From the entries below, copy every line where the string "JSON" appears.

Collected data:
=======

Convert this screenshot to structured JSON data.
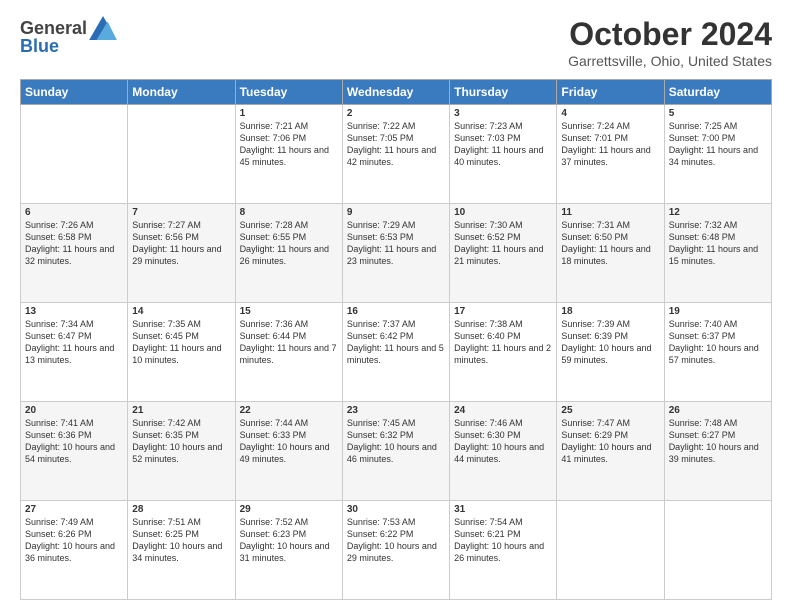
{
  "logo": {
    "general": "General",
    "blue": "Blue"
  },
  "header": {
    "month": "October 2024",
    "location": "Garrettsville, Ohio, United States"
  },
  "days_of_week": [
    "Sunday",
    "Monday",
    "Tuesday",
    "Wednesday",
    "Thursday",
    "Friday",
    "Saturday"
  ],
  "weeks": [
    [
      {
        "day": "",
        "info": ""
      },
      {
        "day": "",
        "info": ""
      },
      {
        "day": "1",
        "info": "Sunrise: 7:21 AM\nSunset: 7:06 PM\nDaylight: 11 hours and 45 minutes."
      },
      {
        "day": "2",
        "info": "Sunrise: 7:22 AM\nSunset: 7:05 PM\nDaylight: 11 hours and 42 minutes."
      },
      {
        "day": "3",
        "info": "Sunrise: 7:23 AM\nSunset: 7:03 PM\nDaylight: 11 hours and 40 minutes."
      },
      {
        "day": "4",
        "info": "Sunrise: 7:24 AM\nSunset: 7:01 PM\nDaylight: 11 hours and 37 minutes."
      },
      {
        "day": "5",
        "info": "Sunrise: 7:25 AM\nSunset: 7:00 PM\nDaylight: 11 hours and 34 minutes."
      }
    ],
    [
      {
        "day": "6",
        "info": "Sunrise: 7:26 AM\nSunset: 6:58 PM\nDaylight: 11 hours and 32 minutes."
      },
      {
        "day": "7",
        "info": "Sunrise: 7:27 AM\nSunset: 6:56 PM\nDaylight: 11 hours and 29 minutes."
      },
      {
        "day": "8",
        "info": "Sunrise: 7:28 AM\nSunset: 6:55 PM\nDaylight: 11 hours and 26 minutes."
      },
      {
        "day": "9",
        "info": "Sunrise: 7:29 AM\nSunset: 6:53 PM\nDaylight: 11 hours and 23 minutes."
      },
      {
        "day": "10",
        "info": "Sunrise: 7:30 AM\nSunset: 6:52 PM\nDaylight: 11 hours and 21 minutes."
      },
      {
        "day": "11",
        "info": "Sunrise: 7:31 AM\nSunset: 6:50 PM\nDaylight: 11 hours and 18 minutes."
      },
      {
        "day": "12",
        "info": "Sunrise: 7:32 AM\nSunset: 6:48 PM\nDaylight: 11 hours and 15 minutes."
      }
    ],
    [
      {
        "day": "13",
        "info": "Sunrise: 7:34 AM\nSunset: 6:47 PM\nDaylight: 11 hours and 13 minutes."
      },
      {
        "day": "14",
        "info": "Sunrise: 7:35 AM\nSunset: 6:45 PM\nDaylight: 11 hours and 10 minutes."
      },
      {
        "day": "15",
        "info": "Sunrise: 7:36 AM\nSunset: 6:44 PM\nDaylight: 11 hours and 7 minutes."
      },
      {
        "day": "16",
        "info": "Sunrise: 7:37 AM\nSunset: 6:42 PM\nDaylight: 11 hours and 5 minutes."
      },
      {
        "day": "17",
        "info": "Sunrise: 7:38 AM\nSunset: 6:40 PM\nDaylight: 11 hours and 2 minutes."
      },
      {
        "day": "18",
        "info": "Sunrise: 7:39 AM\nSunset: 6:39 PM\nDaylight: 10 hours and 59 minutes."
      },
      {
        "day": "19",
        "info": "Sunrise: 7:40 AM\nSunset: 6:37 PM\nDaylight: 10 hours and 57 minutes."
      }
    ],
    [
      {
        "day": "20",
        "info": "Sunrise: 7:41 AM\nSunset: 6:36 PM\nDaylight: 10 hours and 54 minutes."
      },
      {
        "day": "21",
        "info": "Sunrise: 7:42 AM\nSunset: 6:35 PM\nDaylight: 10 hours and 52 minutes."
      },
      {
        "day": "22",
        "info": "Sunrise: 7:44 AM\nSunset: 6:33 PM\nDaylight: 10 hours and 49 minutes."
      },
      {
        "day": "23",
        "info": "Sunrise: 7:45 AM\nSunset: 6:32 PM\nDaylight: 10 hours and 46 minutes."
      },
      {
        "day": "24",
        "info": "Sunrise: 7:46 AM\nSunset: 6:30 PM\nDaylight: 10 hours and 44 minutes."
      },
      {
        "day": "25",
        "info": "Sunrise: 7:47 AM\nSunset: 6:29 PM\nDaylight: 10 hours and 41 minutes."
      },
      {
        "day": "26",
        "info": "Sunrise: 7:48 AM\nSunset: 6:27 PM\nDaylight: 10 hours and 39 minutes."
      }
    ],
    [
      {
        "day": "27",
        "info": "Sunrise: 7:49 AM\nSunset: 6:26 PM\nDaylight: 10 hours and 36 minutes."
      },
      {
        "day": "28",
        "info": "Sunrise: 7:51 AM\nSunset: 6:25 PM\nDaylight: 10 hours and 34 minutes."
      },
      {
        "day": "29",
        "info": "Sunrise: 7:52 AM\nSunset: 6:23 PM\nDaylight: 10 hours and 31 minutes."
      },
      {
        "day": "30",
        "info": "Sunrise: 7:53 AM\nSunset: 6:22 PM\nDaylight: 10 hours and 29 minutes."
      },
      {
        "day": "31",
        "info": "Sunrise: 7:54 AM\nSunset: 6:21 PM\nDaylight: 10 hours and 26 minutes."
      },
      {
        "day": "",
        "info": ""
      },
      {
        "day": "",
        "info": ""
      }
    ]
  ]
}
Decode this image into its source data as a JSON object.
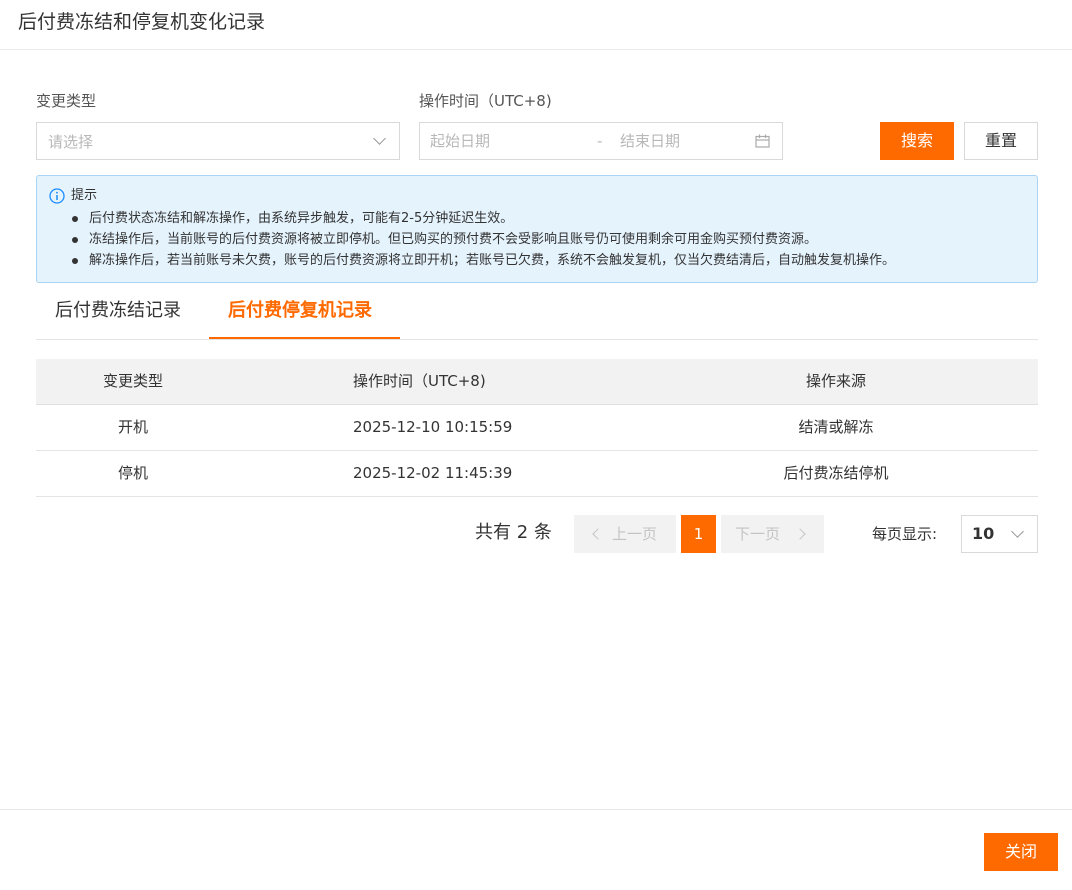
{
  "dialog": {
    "title": "后付费冻结和停复机变化记录",
    "close_label": "关闭"
  },
  "filters": {
    "change_type_label": "变更类型",
    "change_type_placeholder": "请选择",
    "op_time_label": "操作时间（UTC+8)",
    "start_date_placeholder": "起始日期",
    "date_separator": "-",
    "end_date_placeholder": "结束日期",
    "search_label": "搜索",
    "reset_label": "重置"
  },
  "notice": {
    "title": "提示",
    "items": [
      "后付费状态冻结和解冻操作，由系统异步触发，可能有2-5分钟延迟生效。",
      "冻结操作后，当前账号的后付费资源将被立即停机。但已购买的预付费不会受影响且账号仍可使用剩余可用金购买预付费资源。",
      "解冻操作后，若当前账号未欠费，账号的后付费资源将立即开机；若账号已欠费，系统不会触发复机，仅当欠费结清后，自动触发复机操作。"
    ]
  },
  "tabs": [
    {
      "label": "后付费冻结记录",
      "active": false
    },
    {
      "label": "后付费停复机记录",
      "active": true
    }
  ],
  "table": {
    "headers": [
      "变更类型",
      "操作时间（UTC+8)",
      "操作来源"
    ],
    "rows": [
      [
        "开机",
        "2025-12-10 10:15:59",
        "结清或解冻"
      ],
      [
        "停机",
        "2025-12-02 11:45:39",
        "后付费冻结停机"
      ]
    ]
  },
  "pagination": {
    "total_text": "共有 2 条",
    "prev_label": "上一页",
    "current_page": "1",
    "next_label": "下一页",
    "per_page_label": "每页显示:",
    "per_page_value": "10"
  },
  "colors": {
    "accent": "#ff6a00",
    "notice_bg": "#e5f3fd",
    "notice_border": "#a9d4f5",
    "info_icon": "#1a8cff"
  }
}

=======

--- Output below ---
Convert this screenshot to structured JSON data.
Decode this image into its source data as a JSON object.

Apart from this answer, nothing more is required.